▶ _Part of a data file_
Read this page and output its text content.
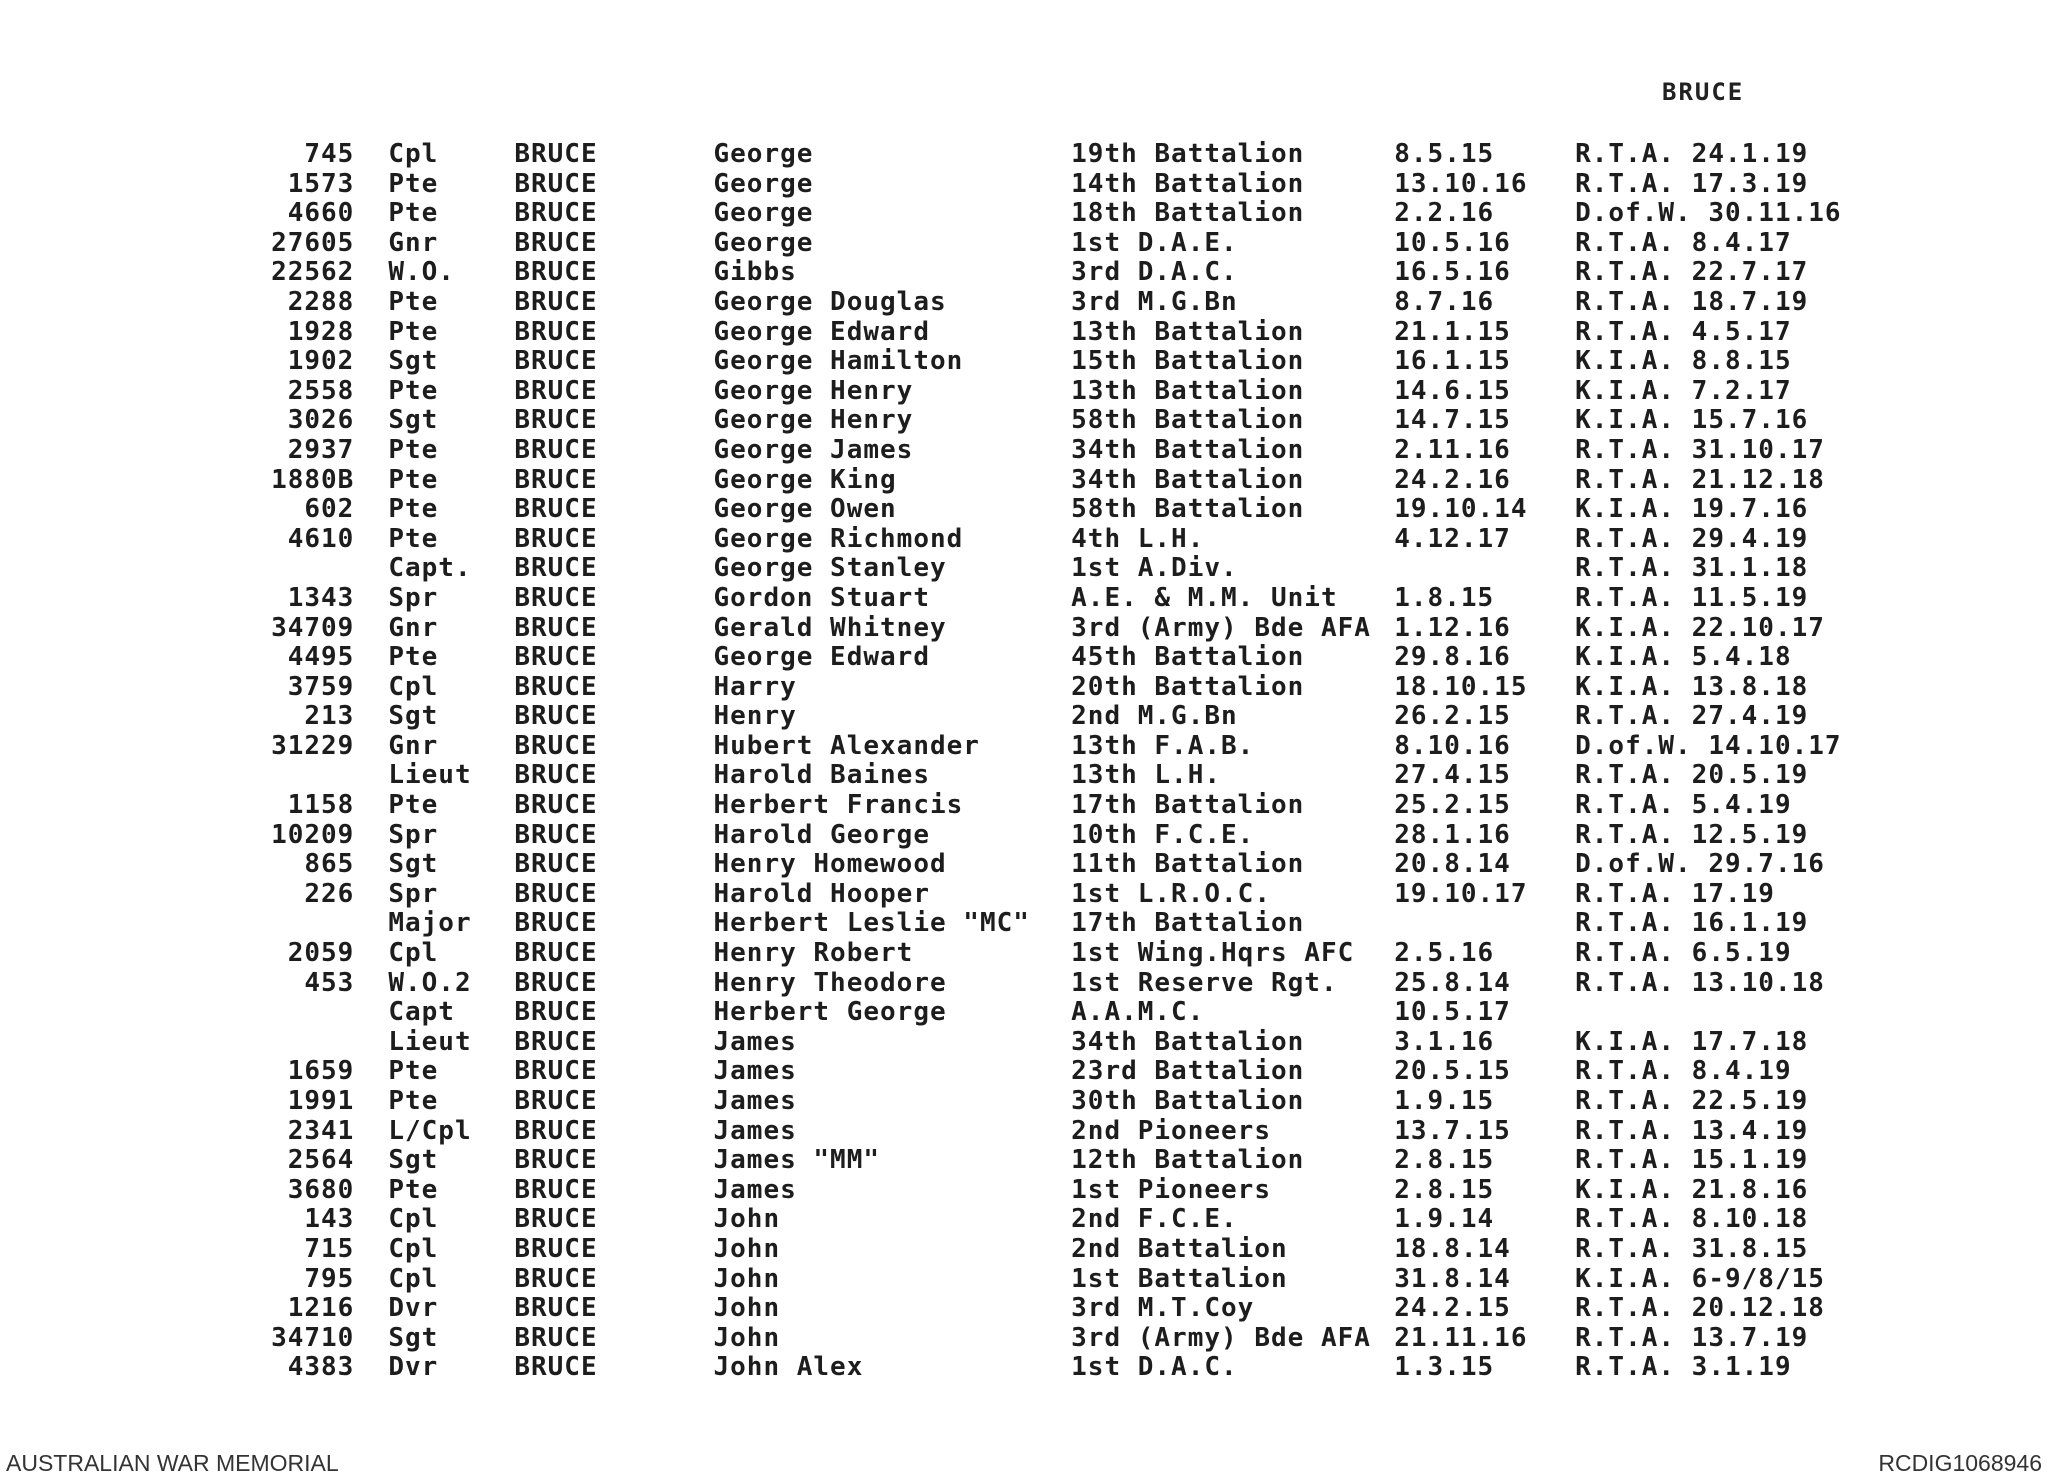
BRUCE
745	Cpl	BRUCE	George	19th Battalion	8.5.15	R.T.A. 24.1.19
1573	Pte	BRUCE	George	14th Battalion	13.10.16	R.T.A. 17.3.19
4660	Pte	BRUCE	George	18th Battalion	2.2.16	D.of.W. 30.11.16
27605	Gnr	BRUCE	George	1st D.A.E.	10.5.16	R.T.A. 8.4.17
22562	W.O.	BRUCE	Gibbs	3rd D.A.C.	16.5.16	R.T.A. 22.7.17
2288	Pte	BRUCE	George Douglas	3rd M.G.Bn	8.7.16	R.T.A. 18.7.19
1928	Pte	BRUCE	George Edward	13th Battalion	21.1.15	R.T.A. 4.5.17
1902	Sgt	BRUCE	George Hamilton	15th Battalion	16.1.15	K.I.A. 8.8.15
2558	Pte	BRUCE	George Henry	13th Battalion	14.6.15	K.I.A. 7.2.17
3026	Sgt	BRUCE	George Henry	58th Battalion	14.7.15	K.I.A. 15.7.16
2937	Pte	BRUCE	George James	34th Battalion	2.11.16	R.T.A. 31.10.17
1880B	Pte	BRUCE	George King	34th Battalion	24.2.16	R.T.A. 21.12.18
602	Pte	BRUCE	George Owen	58th Battalion	19.10.14	K.I.A. 19.7.16
4610	Pte	BRUCE	George Richmond	4th L.H.	4.12.17	R.T.A. 29.4.19
	Capt.	BRUCE	George Stanley	1st A.Div.		R.T.A. 31.1.18
1343	Spr	BRUCE	Gordon Stuart	A.E. & M.M. Unit	1.8.15	R.T.A. 11.5.19
34709	Gnr	BRUCE	Gerald Whitney	3rd (Army) Bde AFA	1.12.16	K.I.A. 22.10.17
4495	Pte	BRUCE	George Edward	45th Battalion	29.8.16	K.I.A. 5.4.18
3759	Cpl	BRUCE	Harry	20th Battalion	18.10.15	K.I.A. 13.8.18
213	Sgt	BRUCE	Henry	2nd M.G.Bn	26.2.15	R.T.A. 27.4.19
31229	Gnr	BRUCE	Hubert Alexander	13th F.A.B.	8.10.16	D.of.W. 14.10.17
	Lieut	BRUCE	Harold Baines	13th L.H.	27.4.15	R.T.A. 20.5.19
1158	Pte	BRUCE	Herbert Francis	17th Battalion	25.2.15	R.T.A. 5.4.19
10209	Spr	BRUCE	Harold George	10th F.C.E.	28.1.16	R.T.A. 12.5.19
865	Sgt	BRUCE	Henry Homewood	11th Battalion	20.8.14	D.of.W. 29.7.16
226	Spr	BRUCE	Harold Hooper	1st L.R.O.C.	19.10.17	R.T.A. 17.19
	Major	BRUCE	Herbert Leslie "MC"	17th Battalion		R.T.A. 16.1.19
2059	Cpl	BRUCE	Henry Robert	1st Wing.Hqrs AFC	2.5.16	R.T.A. 6.5.19
453	W.O.2	BRUCE	Henry Theodore	1st Reserve Rgt.	25.8.14	R.T.A. 13.10.18
	Capt	BRUCE	Herbert George	A.A.M.C.	10.5.17	
	Lieut	BRUCE	James	34th Battalion	3.1.16	K.I.A. 17.7.18
1659	Pte	BRUCE	James	23rd Battalion	20.5.15	R.T.A. 8.4.19
1991	Pte	BRUCE	James	30th Battalion	1.9.15	R.T.A. 22.5.19
2341	L/Cpl	BRUCE	James	2nd Pioneers	13.7.15	R.T.A. 13.4.19
2564	Sgt	BRUCE	James "MM"	12th Battalion	2.8.15	R.T.A. 15.1.19
3680	Pte	BRUCE	James	1st Pioneers	2.8.15	K.I.A. 21.8.16
143	Cpl	BRUCE	John	2nd F.C.E.	1.9.14	R.T.A. 8.10.18
715	Cpl	BRUCE	John	2nd Battalion	18.8.14	R.T.A. 31.8.15
795	Cpl	BRUCE	John	1st Battalion	31.8.14	K.I.A. 6-9/8/15
1216	Dvr	BRUCE	John	3rd M.T.Coy	24.2.15	R.T.A. 20.12.18
34710	Sgt	BRUCE	John	3rd (Army) Bde AFA	21.11.16	R.T.A. 13.7.19
4383	Dvr	BRUCE	John Alex	1st D.A.C.	1.3.15	R.T.A. 3.1.19
AUSTRALIAN WAR MEMORIAL	RCDIG1068946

▶ _Your goal_
Tally the lines of the records holding the word "Henry", then give only the resulting number.

▶ _Full solution_
6